[START Extracted data]

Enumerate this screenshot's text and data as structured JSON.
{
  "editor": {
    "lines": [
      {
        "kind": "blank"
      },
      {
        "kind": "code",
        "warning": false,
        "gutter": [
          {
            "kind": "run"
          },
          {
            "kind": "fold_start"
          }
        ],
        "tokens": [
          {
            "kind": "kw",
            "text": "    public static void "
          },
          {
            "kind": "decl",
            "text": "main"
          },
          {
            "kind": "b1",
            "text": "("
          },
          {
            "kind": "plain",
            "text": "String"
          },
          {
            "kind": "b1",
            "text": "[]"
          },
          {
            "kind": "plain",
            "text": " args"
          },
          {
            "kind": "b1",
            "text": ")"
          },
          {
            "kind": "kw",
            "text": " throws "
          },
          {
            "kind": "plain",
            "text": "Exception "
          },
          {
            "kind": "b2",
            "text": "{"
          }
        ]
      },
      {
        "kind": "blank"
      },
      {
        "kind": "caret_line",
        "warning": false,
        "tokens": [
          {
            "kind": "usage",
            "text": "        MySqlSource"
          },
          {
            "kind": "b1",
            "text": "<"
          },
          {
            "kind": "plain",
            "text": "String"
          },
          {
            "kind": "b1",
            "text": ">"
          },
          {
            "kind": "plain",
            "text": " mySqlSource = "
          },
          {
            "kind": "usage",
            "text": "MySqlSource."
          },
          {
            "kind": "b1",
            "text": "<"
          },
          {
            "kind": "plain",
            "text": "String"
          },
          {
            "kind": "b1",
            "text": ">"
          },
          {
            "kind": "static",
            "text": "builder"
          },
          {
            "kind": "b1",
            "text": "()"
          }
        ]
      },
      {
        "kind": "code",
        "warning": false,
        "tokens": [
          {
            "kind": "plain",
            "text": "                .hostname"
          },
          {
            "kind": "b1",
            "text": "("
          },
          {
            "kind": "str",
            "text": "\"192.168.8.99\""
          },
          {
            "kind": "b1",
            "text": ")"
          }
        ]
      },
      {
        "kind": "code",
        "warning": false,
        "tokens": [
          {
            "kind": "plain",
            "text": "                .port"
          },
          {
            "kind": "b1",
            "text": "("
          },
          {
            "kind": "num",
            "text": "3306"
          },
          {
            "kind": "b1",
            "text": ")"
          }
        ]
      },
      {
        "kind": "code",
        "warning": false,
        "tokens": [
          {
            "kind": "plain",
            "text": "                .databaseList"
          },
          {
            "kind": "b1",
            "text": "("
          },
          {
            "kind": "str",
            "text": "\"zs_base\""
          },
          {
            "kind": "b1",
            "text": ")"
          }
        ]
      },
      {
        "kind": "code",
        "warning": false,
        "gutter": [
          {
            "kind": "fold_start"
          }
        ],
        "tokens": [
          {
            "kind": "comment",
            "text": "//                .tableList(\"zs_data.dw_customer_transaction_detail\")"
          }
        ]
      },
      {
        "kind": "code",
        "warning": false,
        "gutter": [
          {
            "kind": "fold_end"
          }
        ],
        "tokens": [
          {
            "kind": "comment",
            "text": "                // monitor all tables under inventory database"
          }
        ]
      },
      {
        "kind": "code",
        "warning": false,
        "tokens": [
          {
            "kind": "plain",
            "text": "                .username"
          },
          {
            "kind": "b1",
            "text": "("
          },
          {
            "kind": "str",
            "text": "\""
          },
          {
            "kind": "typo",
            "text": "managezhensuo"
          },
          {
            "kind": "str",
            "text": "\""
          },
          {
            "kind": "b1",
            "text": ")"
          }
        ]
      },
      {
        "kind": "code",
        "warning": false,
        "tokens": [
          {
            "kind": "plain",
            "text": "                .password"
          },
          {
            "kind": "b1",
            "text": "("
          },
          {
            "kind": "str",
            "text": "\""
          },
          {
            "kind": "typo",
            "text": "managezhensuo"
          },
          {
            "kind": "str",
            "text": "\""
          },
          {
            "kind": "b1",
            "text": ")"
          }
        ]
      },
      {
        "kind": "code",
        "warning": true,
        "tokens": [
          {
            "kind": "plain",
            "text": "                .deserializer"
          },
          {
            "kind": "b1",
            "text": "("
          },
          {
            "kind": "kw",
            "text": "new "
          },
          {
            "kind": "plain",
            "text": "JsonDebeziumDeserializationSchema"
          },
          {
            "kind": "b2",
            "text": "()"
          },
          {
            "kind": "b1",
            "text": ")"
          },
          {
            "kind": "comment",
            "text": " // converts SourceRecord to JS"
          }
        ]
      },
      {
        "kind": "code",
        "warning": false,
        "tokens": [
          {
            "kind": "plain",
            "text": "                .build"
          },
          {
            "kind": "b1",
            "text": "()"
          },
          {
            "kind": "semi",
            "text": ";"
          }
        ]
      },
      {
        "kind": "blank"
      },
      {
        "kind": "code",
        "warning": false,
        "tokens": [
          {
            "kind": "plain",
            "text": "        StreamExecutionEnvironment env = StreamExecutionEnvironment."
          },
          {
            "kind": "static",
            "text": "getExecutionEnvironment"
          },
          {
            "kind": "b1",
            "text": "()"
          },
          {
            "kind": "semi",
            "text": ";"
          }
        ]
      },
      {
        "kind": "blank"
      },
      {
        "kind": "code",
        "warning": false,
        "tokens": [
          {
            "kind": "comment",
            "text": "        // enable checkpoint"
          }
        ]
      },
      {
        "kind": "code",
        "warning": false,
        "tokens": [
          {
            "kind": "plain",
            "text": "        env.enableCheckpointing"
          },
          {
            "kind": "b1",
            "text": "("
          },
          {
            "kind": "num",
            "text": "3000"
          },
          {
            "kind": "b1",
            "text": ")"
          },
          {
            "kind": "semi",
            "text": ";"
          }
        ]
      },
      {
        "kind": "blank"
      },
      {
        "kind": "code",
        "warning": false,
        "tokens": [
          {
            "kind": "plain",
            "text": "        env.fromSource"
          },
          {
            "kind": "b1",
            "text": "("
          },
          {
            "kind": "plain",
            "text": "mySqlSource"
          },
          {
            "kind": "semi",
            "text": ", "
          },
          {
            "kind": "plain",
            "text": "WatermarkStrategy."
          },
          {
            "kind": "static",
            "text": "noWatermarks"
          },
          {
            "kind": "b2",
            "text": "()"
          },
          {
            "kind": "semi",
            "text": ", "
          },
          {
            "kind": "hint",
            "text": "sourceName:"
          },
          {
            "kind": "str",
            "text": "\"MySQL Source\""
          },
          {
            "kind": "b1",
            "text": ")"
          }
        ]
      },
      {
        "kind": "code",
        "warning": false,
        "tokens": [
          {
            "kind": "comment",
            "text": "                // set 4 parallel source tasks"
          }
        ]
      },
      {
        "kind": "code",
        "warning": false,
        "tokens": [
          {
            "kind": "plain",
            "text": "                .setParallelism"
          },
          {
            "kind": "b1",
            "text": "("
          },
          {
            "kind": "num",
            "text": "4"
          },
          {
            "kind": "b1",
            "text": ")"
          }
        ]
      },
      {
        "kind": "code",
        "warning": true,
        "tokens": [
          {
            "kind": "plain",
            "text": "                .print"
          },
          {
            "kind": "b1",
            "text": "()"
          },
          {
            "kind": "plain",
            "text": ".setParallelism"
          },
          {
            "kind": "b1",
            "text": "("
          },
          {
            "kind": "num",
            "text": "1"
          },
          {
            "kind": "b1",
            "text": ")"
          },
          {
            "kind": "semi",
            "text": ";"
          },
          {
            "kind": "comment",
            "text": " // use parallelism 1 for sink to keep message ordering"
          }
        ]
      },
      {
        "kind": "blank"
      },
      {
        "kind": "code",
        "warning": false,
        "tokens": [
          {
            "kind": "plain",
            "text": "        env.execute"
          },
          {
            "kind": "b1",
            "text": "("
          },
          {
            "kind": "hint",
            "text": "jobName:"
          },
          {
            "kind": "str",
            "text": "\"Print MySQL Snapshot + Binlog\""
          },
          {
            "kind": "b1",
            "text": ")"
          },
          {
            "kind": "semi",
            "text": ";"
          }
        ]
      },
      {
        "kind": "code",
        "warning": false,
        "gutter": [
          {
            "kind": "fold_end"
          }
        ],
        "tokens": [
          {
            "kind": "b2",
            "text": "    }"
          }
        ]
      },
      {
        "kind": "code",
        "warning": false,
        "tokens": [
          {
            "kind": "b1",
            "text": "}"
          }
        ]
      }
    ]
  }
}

[END Extracted data]

### Work to complete:
Collect every line above that contains the word "setParallelism".

### Complete output:
            "text": "                .setParallelism"
            "text": ".setParallelism"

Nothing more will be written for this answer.